- _EXERCISE PROMPT_:
In the entries that follow, how many lines contain "changes"? Answer with the number only.

- _TASK INPUT_:
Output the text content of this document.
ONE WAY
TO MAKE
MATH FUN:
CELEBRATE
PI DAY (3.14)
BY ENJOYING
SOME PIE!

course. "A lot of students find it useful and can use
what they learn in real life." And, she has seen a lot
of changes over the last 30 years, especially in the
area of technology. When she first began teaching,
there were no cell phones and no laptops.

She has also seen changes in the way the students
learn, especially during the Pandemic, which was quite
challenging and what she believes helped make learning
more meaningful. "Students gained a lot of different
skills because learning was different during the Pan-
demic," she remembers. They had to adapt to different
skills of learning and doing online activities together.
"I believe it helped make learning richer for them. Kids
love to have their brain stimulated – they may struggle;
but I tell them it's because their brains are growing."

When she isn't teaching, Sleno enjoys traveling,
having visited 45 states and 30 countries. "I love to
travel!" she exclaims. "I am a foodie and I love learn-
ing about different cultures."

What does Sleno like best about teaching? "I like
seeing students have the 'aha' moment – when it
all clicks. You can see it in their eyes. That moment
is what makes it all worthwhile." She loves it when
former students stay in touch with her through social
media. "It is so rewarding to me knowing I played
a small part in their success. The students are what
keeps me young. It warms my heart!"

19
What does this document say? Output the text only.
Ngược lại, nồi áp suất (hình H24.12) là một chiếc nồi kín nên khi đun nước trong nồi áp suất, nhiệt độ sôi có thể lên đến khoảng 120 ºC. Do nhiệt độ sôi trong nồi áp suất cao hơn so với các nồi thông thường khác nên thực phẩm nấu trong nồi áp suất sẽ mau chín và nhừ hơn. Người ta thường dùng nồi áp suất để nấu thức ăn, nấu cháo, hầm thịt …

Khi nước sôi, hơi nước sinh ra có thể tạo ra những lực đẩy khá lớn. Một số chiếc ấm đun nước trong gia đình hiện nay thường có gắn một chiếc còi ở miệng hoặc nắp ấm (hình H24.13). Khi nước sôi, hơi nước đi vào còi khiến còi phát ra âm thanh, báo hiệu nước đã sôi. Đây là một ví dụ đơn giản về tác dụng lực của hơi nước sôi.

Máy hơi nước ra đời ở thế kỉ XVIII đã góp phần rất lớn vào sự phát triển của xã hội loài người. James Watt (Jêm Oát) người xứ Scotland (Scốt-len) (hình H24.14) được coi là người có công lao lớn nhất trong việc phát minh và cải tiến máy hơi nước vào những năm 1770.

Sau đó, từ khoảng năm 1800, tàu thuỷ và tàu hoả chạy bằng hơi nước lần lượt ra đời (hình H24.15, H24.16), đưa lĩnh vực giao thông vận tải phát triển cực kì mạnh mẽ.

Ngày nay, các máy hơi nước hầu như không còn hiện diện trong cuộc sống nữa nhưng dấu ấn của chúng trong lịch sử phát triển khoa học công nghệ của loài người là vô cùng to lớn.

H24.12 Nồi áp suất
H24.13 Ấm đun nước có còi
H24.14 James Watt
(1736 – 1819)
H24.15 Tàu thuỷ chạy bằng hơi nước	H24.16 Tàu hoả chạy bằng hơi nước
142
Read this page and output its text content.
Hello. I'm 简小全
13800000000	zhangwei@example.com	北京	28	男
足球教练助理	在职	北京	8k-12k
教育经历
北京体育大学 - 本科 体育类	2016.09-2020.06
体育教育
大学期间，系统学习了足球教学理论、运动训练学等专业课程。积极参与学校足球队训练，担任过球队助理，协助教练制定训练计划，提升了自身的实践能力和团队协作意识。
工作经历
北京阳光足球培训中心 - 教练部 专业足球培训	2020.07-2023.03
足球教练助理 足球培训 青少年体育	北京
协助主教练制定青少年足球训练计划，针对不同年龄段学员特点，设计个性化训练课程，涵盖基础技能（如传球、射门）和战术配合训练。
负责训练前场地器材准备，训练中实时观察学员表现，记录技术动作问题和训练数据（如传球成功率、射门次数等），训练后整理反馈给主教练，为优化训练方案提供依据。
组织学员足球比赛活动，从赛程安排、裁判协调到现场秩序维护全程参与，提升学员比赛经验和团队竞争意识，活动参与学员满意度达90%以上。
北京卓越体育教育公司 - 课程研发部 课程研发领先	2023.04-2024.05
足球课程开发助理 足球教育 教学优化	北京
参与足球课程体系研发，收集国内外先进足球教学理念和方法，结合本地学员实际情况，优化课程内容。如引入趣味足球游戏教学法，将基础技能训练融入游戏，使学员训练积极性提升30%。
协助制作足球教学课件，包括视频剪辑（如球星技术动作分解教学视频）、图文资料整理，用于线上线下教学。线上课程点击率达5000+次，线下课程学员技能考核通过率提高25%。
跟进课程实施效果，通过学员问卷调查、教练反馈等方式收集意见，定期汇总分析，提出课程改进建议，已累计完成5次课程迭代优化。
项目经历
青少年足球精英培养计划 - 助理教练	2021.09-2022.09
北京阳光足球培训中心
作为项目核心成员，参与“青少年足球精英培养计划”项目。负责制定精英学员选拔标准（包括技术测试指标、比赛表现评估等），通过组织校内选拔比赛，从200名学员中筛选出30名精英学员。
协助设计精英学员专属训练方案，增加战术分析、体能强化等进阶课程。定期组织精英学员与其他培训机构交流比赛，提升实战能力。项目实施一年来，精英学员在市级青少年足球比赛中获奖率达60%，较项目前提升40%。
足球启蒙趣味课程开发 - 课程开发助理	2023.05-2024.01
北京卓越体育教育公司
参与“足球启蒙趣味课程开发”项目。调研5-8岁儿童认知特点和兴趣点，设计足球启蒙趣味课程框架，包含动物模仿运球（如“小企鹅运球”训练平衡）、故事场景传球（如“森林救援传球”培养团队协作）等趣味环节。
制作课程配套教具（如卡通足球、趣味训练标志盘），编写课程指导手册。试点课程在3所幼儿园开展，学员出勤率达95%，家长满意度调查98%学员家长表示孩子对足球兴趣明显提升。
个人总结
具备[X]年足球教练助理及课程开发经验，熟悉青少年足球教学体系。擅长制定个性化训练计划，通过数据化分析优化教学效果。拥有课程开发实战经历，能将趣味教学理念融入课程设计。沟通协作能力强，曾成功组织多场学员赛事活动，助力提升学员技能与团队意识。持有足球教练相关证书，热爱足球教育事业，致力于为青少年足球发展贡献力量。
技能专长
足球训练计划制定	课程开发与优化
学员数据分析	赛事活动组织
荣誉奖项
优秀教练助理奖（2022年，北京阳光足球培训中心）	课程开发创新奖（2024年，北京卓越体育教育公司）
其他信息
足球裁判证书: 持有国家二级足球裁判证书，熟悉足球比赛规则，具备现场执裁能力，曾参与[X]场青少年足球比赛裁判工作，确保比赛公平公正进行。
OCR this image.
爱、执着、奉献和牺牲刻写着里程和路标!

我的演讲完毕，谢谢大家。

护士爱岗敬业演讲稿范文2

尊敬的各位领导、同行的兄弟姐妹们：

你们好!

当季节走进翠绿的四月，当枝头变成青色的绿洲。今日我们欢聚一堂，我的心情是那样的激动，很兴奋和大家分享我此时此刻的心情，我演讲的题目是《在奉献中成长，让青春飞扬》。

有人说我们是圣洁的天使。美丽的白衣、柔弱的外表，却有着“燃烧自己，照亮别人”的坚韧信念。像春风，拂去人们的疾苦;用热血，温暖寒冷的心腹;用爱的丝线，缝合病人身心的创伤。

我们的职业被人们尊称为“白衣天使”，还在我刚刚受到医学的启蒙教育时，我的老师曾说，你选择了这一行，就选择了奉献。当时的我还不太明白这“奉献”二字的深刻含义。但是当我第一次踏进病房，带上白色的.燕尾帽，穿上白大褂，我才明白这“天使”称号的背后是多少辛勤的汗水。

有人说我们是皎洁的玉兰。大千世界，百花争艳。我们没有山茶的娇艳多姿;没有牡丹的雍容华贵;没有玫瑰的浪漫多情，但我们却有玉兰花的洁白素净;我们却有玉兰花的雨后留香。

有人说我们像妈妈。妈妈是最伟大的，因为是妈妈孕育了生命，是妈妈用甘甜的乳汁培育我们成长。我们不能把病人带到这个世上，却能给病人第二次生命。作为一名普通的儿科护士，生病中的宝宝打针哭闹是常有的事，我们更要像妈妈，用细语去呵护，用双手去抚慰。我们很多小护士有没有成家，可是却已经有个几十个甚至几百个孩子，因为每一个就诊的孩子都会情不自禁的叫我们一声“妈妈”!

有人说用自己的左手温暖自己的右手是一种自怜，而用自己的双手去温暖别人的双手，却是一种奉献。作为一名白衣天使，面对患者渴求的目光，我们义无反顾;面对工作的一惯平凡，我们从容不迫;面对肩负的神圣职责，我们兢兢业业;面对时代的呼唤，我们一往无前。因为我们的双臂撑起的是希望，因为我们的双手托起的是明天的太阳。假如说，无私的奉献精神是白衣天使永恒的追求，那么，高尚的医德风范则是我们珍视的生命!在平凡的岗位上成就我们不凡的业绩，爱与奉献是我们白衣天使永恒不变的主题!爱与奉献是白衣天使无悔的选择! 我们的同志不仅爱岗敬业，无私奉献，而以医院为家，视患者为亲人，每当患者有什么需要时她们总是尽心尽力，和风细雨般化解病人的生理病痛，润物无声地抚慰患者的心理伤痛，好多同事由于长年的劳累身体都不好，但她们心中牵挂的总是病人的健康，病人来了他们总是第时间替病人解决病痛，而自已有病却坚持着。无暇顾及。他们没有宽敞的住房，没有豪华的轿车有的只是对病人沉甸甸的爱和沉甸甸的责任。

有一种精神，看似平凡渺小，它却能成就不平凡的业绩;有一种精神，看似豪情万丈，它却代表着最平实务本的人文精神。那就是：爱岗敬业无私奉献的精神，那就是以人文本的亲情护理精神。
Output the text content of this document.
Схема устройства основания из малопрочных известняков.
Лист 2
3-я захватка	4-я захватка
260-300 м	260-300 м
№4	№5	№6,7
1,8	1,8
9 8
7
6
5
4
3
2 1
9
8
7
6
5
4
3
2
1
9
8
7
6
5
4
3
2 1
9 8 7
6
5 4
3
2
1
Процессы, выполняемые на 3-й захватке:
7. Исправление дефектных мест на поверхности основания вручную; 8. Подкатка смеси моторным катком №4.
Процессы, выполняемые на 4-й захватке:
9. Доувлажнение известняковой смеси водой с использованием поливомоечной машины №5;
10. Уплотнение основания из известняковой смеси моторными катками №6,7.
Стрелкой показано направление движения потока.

- _WORKED ANSWER_:
2